Given request ->
Extract every line of the material that holds the string "DESKTOP".

Records for processing ->
———

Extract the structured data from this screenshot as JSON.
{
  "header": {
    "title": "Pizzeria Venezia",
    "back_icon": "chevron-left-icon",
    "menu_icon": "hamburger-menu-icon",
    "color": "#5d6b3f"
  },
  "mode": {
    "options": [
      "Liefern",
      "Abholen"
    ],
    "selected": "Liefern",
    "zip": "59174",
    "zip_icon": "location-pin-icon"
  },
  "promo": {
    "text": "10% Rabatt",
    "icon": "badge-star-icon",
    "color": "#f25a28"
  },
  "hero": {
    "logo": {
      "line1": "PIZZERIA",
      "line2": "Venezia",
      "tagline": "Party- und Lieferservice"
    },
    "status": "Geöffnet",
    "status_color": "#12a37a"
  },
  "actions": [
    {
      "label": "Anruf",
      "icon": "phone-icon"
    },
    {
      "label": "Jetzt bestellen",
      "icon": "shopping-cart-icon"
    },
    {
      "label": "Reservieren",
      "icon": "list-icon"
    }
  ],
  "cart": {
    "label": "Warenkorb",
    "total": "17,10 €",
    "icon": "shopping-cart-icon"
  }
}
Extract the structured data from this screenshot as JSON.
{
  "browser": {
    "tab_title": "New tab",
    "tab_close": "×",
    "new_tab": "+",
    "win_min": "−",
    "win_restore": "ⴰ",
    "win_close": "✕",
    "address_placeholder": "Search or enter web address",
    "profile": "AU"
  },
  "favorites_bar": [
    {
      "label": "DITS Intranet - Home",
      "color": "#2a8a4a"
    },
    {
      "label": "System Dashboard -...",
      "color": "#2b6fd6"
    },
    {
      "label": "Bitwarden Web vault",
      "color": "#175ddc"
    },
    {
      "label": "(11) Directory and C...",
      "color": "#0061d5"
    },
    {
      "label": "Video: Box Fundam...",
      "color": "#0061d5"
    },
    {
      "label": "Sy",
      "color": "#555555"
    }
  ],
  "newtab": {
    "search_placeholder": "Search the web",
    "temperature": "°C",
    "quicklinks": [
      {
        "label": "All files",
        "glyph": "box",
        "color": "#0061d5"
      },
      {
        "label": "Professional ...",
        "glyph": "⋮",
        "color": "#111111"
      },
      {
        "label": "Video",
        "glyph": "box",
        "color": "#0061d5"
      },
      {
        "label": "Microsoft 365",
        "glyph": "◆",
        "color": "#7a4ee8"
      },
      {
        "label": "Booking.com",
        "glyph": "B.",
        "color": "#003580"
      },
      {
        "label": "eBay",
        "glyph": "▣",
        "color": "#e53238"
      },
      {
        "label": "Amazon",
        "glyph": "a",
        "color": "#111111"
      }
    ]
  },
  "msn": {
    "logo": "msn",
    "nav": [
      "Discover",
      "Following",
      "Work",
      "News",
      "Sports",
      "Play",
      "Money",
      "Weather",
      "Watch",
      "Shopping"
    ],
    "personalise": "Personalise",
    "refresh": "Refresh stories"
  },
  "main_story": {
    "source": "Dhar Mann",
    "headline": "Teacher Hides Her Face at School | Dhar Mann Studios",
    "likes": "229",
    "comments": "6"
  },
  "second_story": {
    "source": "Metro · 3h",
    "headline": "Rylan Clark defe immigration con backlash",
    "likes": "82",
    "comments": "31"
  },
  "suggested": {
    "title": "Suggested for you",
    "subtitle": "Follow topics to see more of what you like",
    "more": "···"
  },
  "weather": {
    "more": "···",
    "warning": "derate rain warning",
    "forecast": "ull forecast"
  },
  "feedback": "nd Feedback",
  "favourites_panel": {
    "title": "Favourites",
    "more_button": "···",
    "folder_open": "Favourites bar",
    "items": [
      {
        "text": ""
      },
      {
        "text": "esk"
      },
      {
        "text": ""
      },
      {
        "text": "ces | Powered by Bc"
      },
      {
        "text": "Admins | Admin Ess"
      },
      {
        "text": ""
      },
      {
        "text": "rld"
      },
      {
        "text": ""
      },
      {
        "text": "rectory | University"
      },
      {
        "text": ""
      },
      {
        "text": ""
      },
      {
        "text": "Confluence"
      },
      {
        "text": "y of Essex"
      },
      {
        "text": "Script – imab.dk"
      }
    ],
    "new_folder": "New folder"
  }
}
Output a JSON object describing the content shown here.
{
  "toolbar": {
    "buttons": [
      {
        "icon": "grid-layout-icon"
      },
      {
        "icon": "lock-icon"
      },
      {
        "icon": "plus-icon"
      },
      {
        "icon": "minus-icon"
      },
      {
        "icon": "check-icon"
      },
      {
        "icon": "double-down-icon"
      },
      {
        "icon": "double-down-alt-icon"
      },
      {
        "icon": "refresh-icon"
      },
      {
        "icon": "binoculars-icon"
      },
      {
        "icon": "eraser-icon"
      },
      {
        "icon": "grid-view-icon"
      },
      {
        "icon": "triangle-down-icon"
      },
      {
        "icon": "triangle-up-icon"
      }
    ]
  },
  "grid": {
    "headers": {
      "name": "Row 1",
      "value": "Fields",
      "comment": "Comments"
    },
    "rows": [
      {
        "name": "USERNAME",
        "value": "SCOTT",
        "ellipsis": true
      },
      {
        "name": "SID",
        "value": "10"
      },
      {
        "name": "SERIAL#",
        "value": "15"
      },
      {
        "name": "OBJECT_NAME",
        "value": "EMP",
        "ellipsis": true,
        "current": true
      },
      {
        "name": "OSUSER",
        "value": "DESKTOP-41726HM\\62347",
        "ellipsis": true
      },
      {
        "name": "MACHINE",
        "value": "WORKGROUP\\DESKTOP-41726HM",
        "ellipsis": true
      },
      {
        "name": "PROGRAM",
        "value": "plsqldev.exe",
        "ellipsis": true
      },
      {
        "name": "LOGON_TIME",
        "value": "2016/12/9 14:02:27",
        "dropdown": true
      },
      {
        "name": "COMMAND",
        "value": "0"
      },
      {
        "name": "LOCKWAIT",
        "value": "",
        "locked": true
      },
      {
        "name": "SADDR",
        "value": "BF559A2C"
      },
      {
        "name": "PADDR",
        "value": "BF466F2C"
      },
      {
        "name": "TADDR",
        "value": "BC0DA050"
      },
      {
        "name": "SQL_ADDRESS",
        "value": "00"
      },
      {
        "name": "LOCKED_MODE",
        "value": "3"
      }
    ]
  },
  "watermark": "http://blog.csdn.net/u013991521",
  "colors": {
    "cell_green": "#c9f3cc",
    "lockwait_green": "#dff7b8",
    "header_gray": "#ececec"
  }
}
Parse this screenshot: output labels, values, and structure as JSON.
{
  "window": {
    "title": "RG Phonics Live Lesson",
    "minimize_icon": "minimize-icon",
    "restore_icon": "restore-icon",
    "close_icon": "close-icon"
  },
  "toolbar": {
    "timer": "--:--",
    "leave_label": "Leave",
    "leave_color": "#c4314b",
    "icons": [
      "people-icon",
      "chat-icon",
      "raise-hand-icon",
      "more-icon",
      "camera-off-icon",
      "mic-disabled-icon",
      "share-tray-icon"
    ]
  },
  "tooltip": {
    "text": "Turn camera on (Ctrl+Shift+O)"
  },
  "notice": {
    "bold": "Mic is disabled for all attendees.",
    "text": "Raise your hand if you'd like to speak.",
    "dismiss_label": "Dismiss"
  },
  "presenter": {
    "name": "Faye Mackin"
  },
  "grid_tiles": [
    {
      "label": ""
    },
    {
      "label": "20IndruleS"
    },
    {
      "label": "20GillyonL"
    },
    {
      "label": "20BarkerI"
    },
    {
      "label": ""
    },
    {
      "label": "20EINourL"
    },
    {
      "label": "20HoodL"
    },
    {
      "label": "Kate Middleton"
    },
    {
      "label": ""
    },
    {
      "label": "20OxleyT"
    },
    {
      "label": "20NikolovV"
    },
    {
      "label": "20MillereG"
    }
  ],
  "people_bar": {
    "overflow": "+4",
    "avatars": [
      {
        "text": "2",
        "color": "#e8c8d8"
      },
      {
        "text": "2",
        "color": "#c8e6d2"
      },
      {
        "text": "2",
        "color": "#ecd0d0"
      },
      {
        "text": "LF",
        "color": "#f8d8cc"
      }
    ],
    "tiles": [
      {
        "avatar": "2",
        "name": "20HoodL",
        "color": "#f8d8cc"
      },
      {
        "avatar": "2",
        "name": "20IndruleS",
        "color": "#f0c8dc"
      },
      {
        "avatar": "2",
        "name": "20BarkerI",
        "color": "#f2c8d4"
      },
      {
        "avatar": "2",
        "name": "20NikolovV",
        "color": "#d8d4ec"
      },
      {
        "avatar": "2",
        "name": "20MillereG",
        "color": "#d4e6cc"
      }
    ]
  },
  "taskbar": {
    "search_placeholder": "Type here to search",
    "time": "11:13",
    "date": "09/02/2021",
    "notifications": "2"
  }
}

———

Written reply ->
        "value": "DESKTOP-41726HM\\62347",
        "value": "WORKGROUP\\DESKTOP-41726HM",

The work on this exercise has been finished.